(Your goal) Can you write out the whole listing exactly?

(Material for this exercise)
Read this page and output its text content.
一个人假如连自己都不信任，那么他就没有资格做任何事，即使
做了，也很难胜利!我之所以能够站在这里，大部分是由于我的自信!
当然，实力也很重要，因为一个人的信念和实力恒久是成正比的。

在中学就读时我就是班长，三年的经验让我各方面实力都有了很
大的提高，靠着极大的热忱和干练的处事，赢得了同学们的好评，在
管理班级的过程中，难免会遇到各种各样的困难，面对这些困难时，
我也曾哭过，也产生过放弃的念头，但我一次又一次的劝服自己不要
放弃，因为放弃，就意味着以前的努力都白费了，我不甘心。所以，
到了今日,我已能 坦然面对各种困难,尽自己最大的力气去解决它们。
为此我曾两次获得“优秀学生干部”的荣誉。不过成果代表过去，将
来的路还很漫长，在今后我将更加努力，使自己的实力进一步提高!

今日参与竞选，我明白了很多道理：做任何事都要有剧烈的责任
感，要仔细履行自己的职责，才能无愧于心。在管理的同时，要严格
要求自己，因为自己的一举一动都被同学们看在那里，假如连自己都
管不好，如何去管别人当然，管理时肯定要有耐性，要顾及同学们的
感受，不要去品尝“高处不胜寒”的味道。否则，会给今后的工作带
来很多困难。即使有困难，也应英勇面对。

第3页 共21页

(Response below)
Read this page and output its text content.
一个人假如连自己都不信任，那么他就没有资格做任何事，即使
做了，也很难胜利!我之所以能够站在这里，大部分是由于我的自信!
当然，实力也很重要，因为一个人的信念和实力恒久是成正比的。

在中学就读时我就是班长，三年的经验让我各方面实力都有了很
大的提高，靠着极大的热忱和干练的处事，赢得了同学们的好评，在
管理班级的过程中，难免会遇到各种各样的困难，面对这些困难时，
我也曾哭过，也产生过放弃的念头，但我一次又一次的劝服自己不要
放弃，因为放弃，就意味着以前的努力都白费了，我不甘心。所以，
到了今日,我已能 坦然面对各种困难,尽自己最大的力气去解决它们。
为此我曾两次获得“优秀学生干部”的荣誉。不过成果代表过去，将
来的路还很漫长，在今后我将更加努力，使自己的实力进一步提高!

今日参与竞选，我明白了很多道理：做任何事都要有剧烈的责任
感，要仔细履行自己的职责，才能无愧于心。在管理的同时，要严格
要求自己，因为自己的一举一动都被同学们看在那里，假如连自己都
管不好，如何去管别人当然，管理时肯定要有耐性，要顾及同学们的
感受，不要去品尝“高处不胜寒”的味道。否则，会给今后的工作带
来很多困难。即使有困难，也应英勇面对。

第3页 共21页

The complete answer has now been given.